WHAT THE TASK ASKS ▸
Copy down every line where the string "account" shows up.

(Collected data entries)

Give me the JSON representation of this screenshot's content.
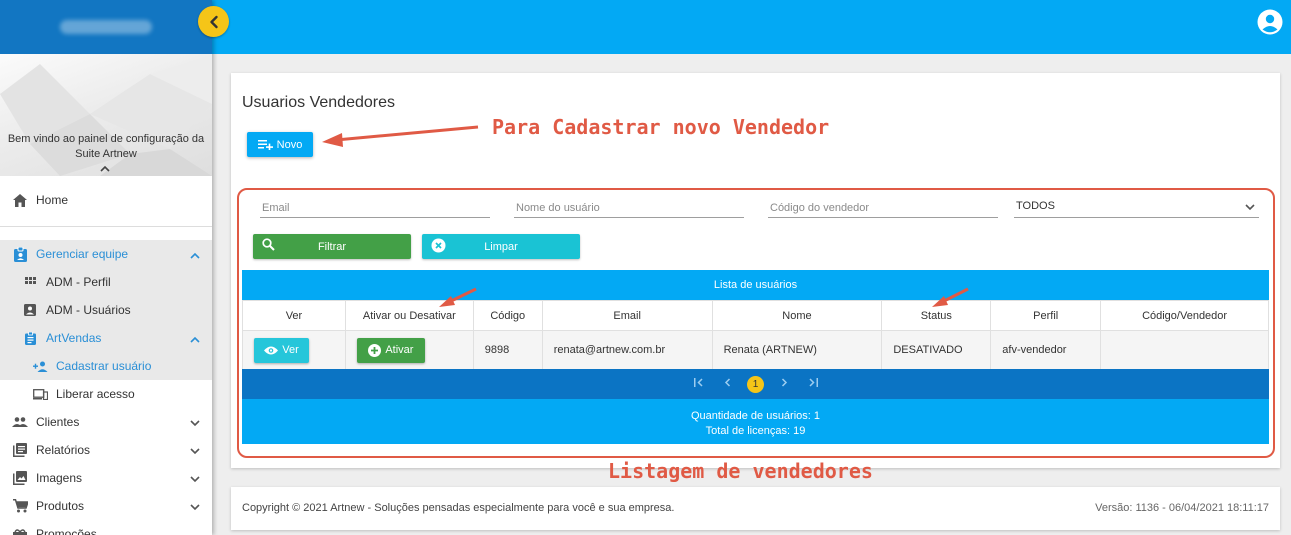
{
  "sidebar": {
    "welcome_line1": "Bem vindo ao painel de configuração da",
    "welcome_line2": "Suite Artnew",
    "items": [
      {
        "label": "Home",
        "icon": "home-icon"
      },
      {
        "label": "Gerenciar equipe",
        "icon": "badge-icon"
      },
      {
        "label": "ADM - Perfil",
        "icon": "grid-icon"
      },
      {
        "label": "ADM - Usuários",
        "icon": "account-box-icon"
      },
      {
        "label": "ArtVendas",
        "icon": "assignment-icon"
      },
      {
        "label": "Cadastrar usuário",
        "icon": "person-add-icon"
      },
      {
        "label": "Liberar acesso",
        "icon": "devices-icon"
      },
      {
        "label": "Clientes",
        "icon": "people-icon"
      },
      {
        "label": "Relatórios",
        "icon": "library-books-icon"
      },
      {
        "label": "Imagens",
        "icon": "photo-library-icon"
      },
      {
        "label": "Produtos",
        "icon": "cart-icon"
      },
      {
        "label": "Promoções",
        "icon": "promo-icon"
      }
    ]
  },
  "page": {
    "title": "Usuarios Vendedores",
    "novo_label": "Novo"
  },
  "filters": {
    "email_placeholder": "Email",
    "nome_placeholder": "Nome do usuário",
    "codigo_placeholder": "Código do vendedor",
    "status_selected": "TODOS",
    "filtrar_label": "Filtrar",
    "limpar_label": "Limpar"
  },
  "list": {
    "header": "Lista de usuários",
    "columns": [
      "Ver",
      "Ativar ou Desativar",
      "Código",
      "Email",
      "Nome",
      "Status",
      "Perfil",
      "Código/Vendedor"
    ],
    "rows": [
      {
        "ver_label": "Ver",
        "ativar_label": "Ativar",
        "codigo": "9898",
        "email": "renata@artnew.com.br",
        "nome": "Renata (ARTNEW)",
        "status": "DESATIVADO",
        "perfil": "afv-vendedor",
        "codigo_vendedor": ""
      }
    ],
    "current_page": "1",
    "quantidade": "Quantidade de usuários: 1",
    "licencas": "Total de licenças: 19"
  },
  "annotations": {
    "novo": "Para Cadastrar novo Vendedor",
    "listagem": "Listagem de vendedores"
  },
  "footer": {
    "copyright": "Copyright © 2021 Artnew - Soluções pensadas especialmente para você e sua empresa.",
    "version": "Versão: 1136 - 06/04/2021 18:11:17"
  },
  "colors": {
    "primary": "#03a9f4",
    "dark_blue": "#0b74c4",
    "accent_yellow": "#f5c518",
    "green": "#43a047",
    "cyan": "#26c6da",
    "annotation_red": "#e05a45"
  }
}
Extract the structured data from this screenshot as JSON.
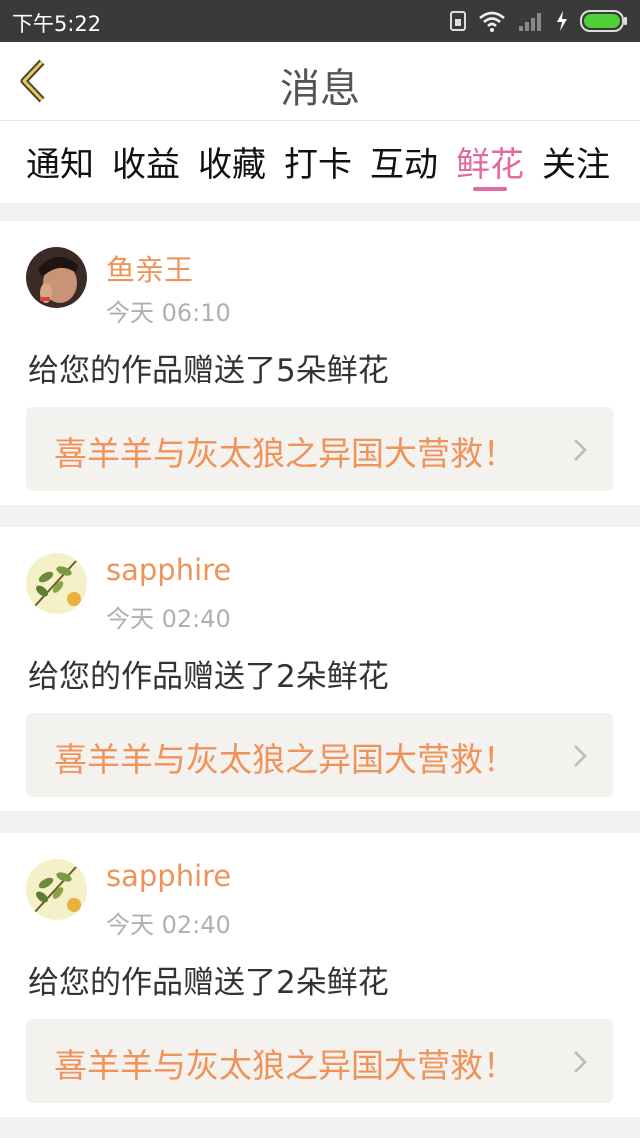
{
  "status_bar": {
    "time": "下午5:22"
  },
  "header": {
    "title": "消息"
  },
  "tabs": [
    {
      "label": "通知"
    },
    {
      "label": "收益"
    },
    {
      "label": "收藏"
    },
    {
      "label": "打卡"
    },
    {
      "label": "互动"
    },
    {
      "label": "鲜花",
      "active": true
    },
    {
      "label": "关注"
    }
  ],
  "messages": [
    {
      "user": "鱼亲王",
      "time": "今天 06:10",
      "text": "给您的作品赠送了5朵鲜花",
      "work_title": "喜羊羊与灰太狼之异国大营救！"
    },
    {
      "user": "sapphire",
      "time": "今天 02:40",
      "text": "给您的作品赠送了2朵鲜花",
      "work_title": "喜羊羊与灰太狼之异国大营救！"
    },
    {
      "user": "sapphire",
      "time": "今天 02:40",
      "text": "给您的作品赠送了2朵鲜花",
      "work_title": "喜羊羊与灰太狼之异国大营救！"
    }
  ],
  "colors": {
    "accent_pink": "#e26aa0",
    "accent_orange": "#f0935a",
    "status_bar": "#3a3a3a",
    "battery": "#4cd137"
  },
  "icons": [
    "back-chevron-icon",
    "sim-icon",
    "wifi-icon",
    "signal-icon",
    "charging-icon",
    "battery-icon",
    "chevron-right-icon"
  ]
}
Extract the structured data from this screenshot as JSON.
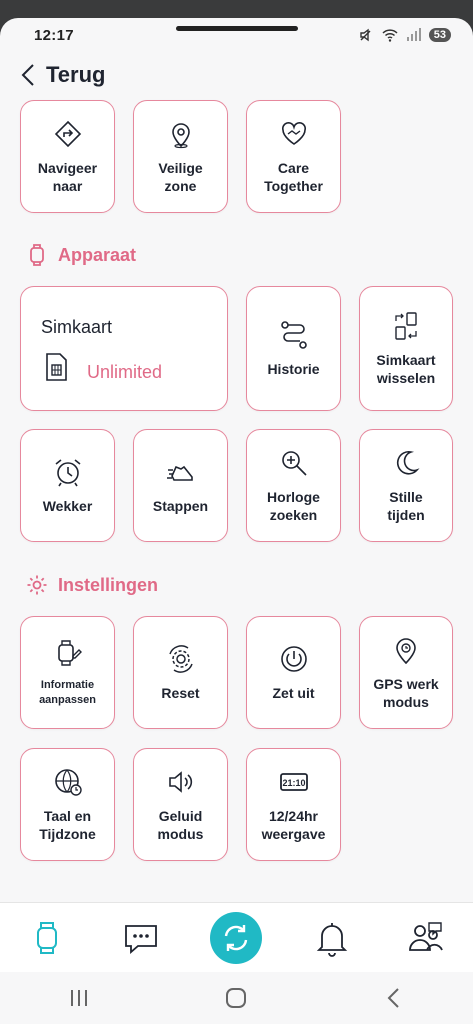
{
  "status_bar": {
    "time": "12:17",
    "battery": "53"
  },
  "header": {
    "back_label": "Terug"
  },
  "top_tiles": [
    {
      "label": "Navigeer\nnaar",
      "icon": "navigate-icon"
    },
    {
      "label": "Veilige\nzone",
      "icon": "location-pin-icon"
    },
    {
      "label": "Care\nTogether",
      "icon": "handshake-heart-icon"
    }
  ],
  "sections": {
    "device": "Apparaat",
    "settings": "Instellingen"
  },
  "sim": {
    "title": "Simkaart",
    "plan": "Unlimited"
  },
  "device_tiles": [
    {
      "label": "Historie",
      "icon": "route-history-icon"
    },
    {
      "label": "Simkaart\nwisselen",
      "icon": "sim-swap-icon"
    },
    {
      "label": "Wekker",
      "icon": "alarm-clock-icon"
    },
    {
      "label": "Stappen",
      "icon": "shoe-steps-icon"
    },
    {
      "label": "Horloge\nzoeken",
      "icon": "magnifier-icon"
    },
    {
      "label": "Stille\ntijden",
      "icon": "moon-icon"
    }
  ],
  "settings_tiles": [
    {
      "label": "Informatie\naanpassen",
      "icon": "watch-edit-icon"
    },
    {
      "label": "Reset",
      "icon": "reset-gear-icon"
    },
    {
      "label": "Zet uit",
      "icon": "power-icon"
    },
    {
      "label": "GPS werk\nmodus",
      "icon": "gps-pin-icon"
    },
    {
      "label": "Taal en\nTijdzone",
      "icon": "globe-clock-icon"
    },
    {
      "label": "Geluid\nmodus",
      "icon": "speaker-icon"
    },
    {
      "label": "12/24hr\nweergave",
      "icon": "clock-format-icon"
    }
  ],
  "clock_badge": "21:10",
  "colors": {
    "accent": "#e06a87",
    "tile_border": "#e6889d",
    "nav_active": "#20b9c5"
  }
}
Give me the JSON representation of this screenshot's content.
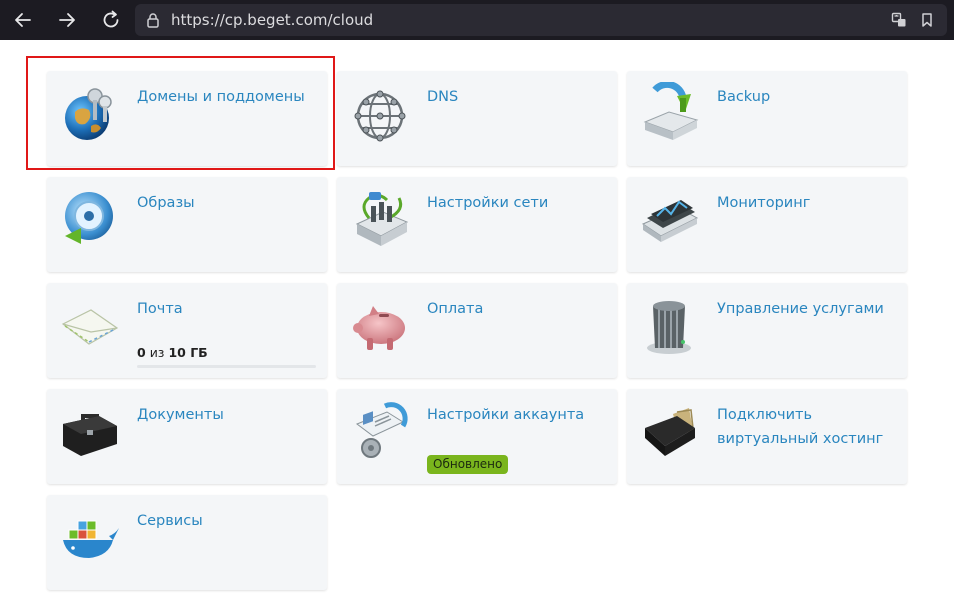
{
  "browser": {
    "url": "https://cp.beget.com/cloud",
    "back_icon": "arrow-left-icon",
    "forward_icon": "arrow-right-icon",
    "reload_icon": "reload-icon"
  },
  "tiles": {
    "domains": {
      "label": "Домены и поддомены",
      "icon": "globe-keys-icon"
    },
    "dns": {
      "label": "DNS",
      "icon": "network-sphere-icon"
    },
    "backup": {
      "label": "Backup",
      "icon": "backup-drive-icon"
    },
    "images": {
      "label": "Образы",
      "icon": "disc-icon"
    },
    "network": {
      "label": "Настройки сети",
      "icon": "network-switch-icon"
    },
    "monitoring": {
      "label": "Мониторинг",
      "icon": "monitoring-icon"
    },
    "mail": {
      "label": "Почта",
      "icon": "envelope-icon",
      "usage_used": "0",
      "usage_sep": "из",
      "usage_total": "10 ГБ",
      "usage_fraction": 0
    },
    "payment": {
      "label": "Оплата",
      "icon": "piggy-bank-icon"
    },
    "services_mgmt": {
      "label": "Управление услугами",
      "icon": "server-tower-icon"
    },
    "documents": {
      "label": "Документы",
      "icon": "briefcase-icon"
    },
    "account": {
      "label": "Настройки аккаунта",
      "icon": "account-settings-icon",
      "badge": "Обновлено"
    },
    "virtual_hosting": {
      "label": "Подключить виртуальный хостинг",
      "icon": "wallet-icon"
    },
    "services": {
      "label": "Сервисы",
      "icon": "whale-containers-icon"
    }
  },
  "colors": {
    "link": "#2a86bf",
    "tile_bg": "#f4f6f8",
    "badge": "#7ab51d",
    "highlight": "#e01818"
  }
}
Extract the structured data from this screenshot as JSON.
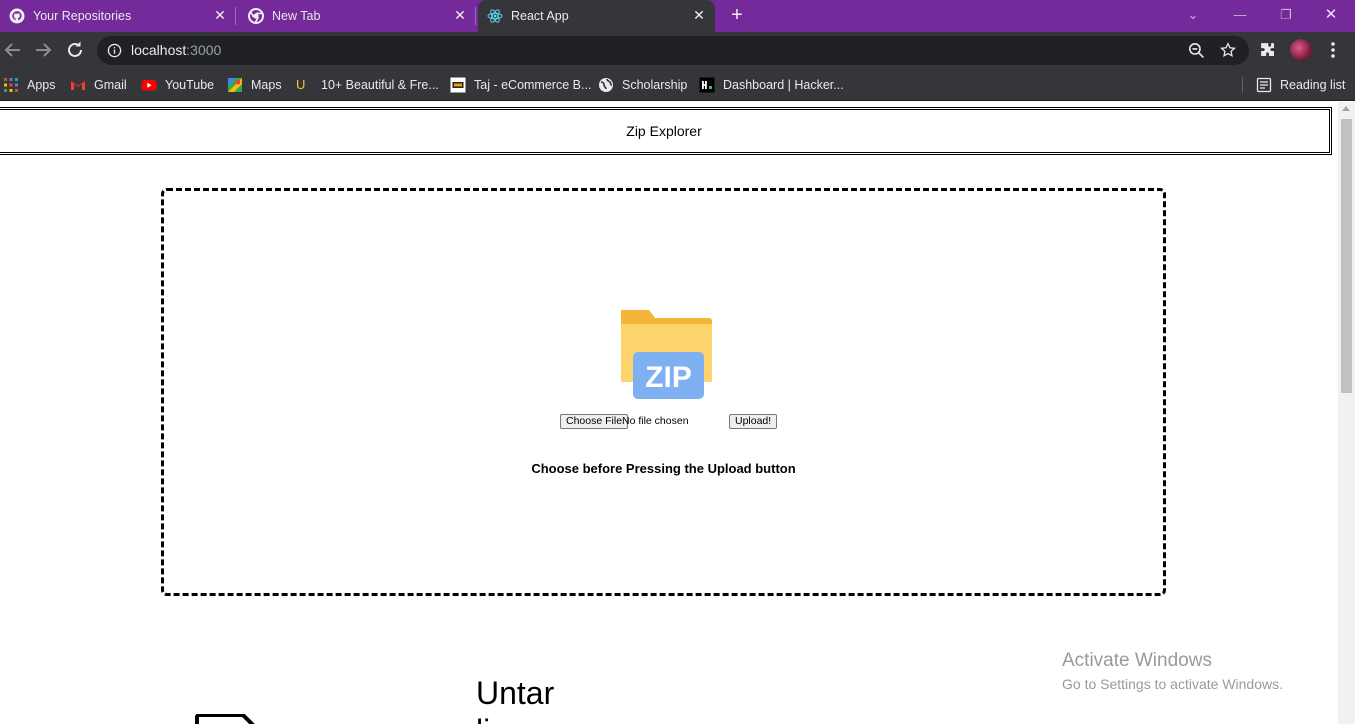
{
  "browser": {
    "tabs": [
      {
        "title": "Your Repositories",
        "icon": "github-icon",
        "active": false
      },
      {
        "title": "New Tab",
        "icon": "chrome-icon",
        "active": false
      },
      {
        "title": "React App",
        "icon": "react-icon",
        "active": true
      }
    ],
    "url_host": "localhost",
    "url_port": ":3000",
    "bookmarks": [
      {
        "label": "Apps",
        "icon": "apps-grid-icon"
      },
      {
        "label": "Gmail",
        "icon": "gmail-icon"
      },
      {
        "label": "YouTube",
        "icon": "youtube-icon"
      },
      {
        "label": "Maps",
        "icon": "maps-icon"
      },
      {
        "label": "10+ Beautiful & Fre...",
        "icon": "u-site-icon"
      },
      {
        "label": "Taj - eCommerce B...",
        "icon": "taj-site-icon"
      },
      {
        "label": "Scholarship",
        "icon": "globe-icon"
      },
      {
        "label": "Dashboard | Hacker...",
        "icon": "hackerrank-icon"
      }
    ],
    "reading_list": "Reading list",
    "colors": {
      "tabstrip": "#742a9a",
      "toolbar": "#35363a",
      "omnibox": "#202124"
    }
  },
  "page": {
    "header_title": "Zip Explorer",
    "zip_icon_label": "ZIP",
    "choose_file_label": "Choose File",
    "no_file_text": "No file chosen",
    "upload_label": "Upload!",
    "hint_text": "Choose before Pressing the Upload button",
    "section_title_line1": "Untar",
    "section_title_line2": "li"
  },
  "os_overlay": {
    "activate_title": "Activate Windows",
    "activate_subtitle": "Go to Settings to activate Windows."
  }
}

EXERCISE OUTPUT ▸
        "icon": "account-box-icon"
    "account": {
      "icon": "account-settings-icon",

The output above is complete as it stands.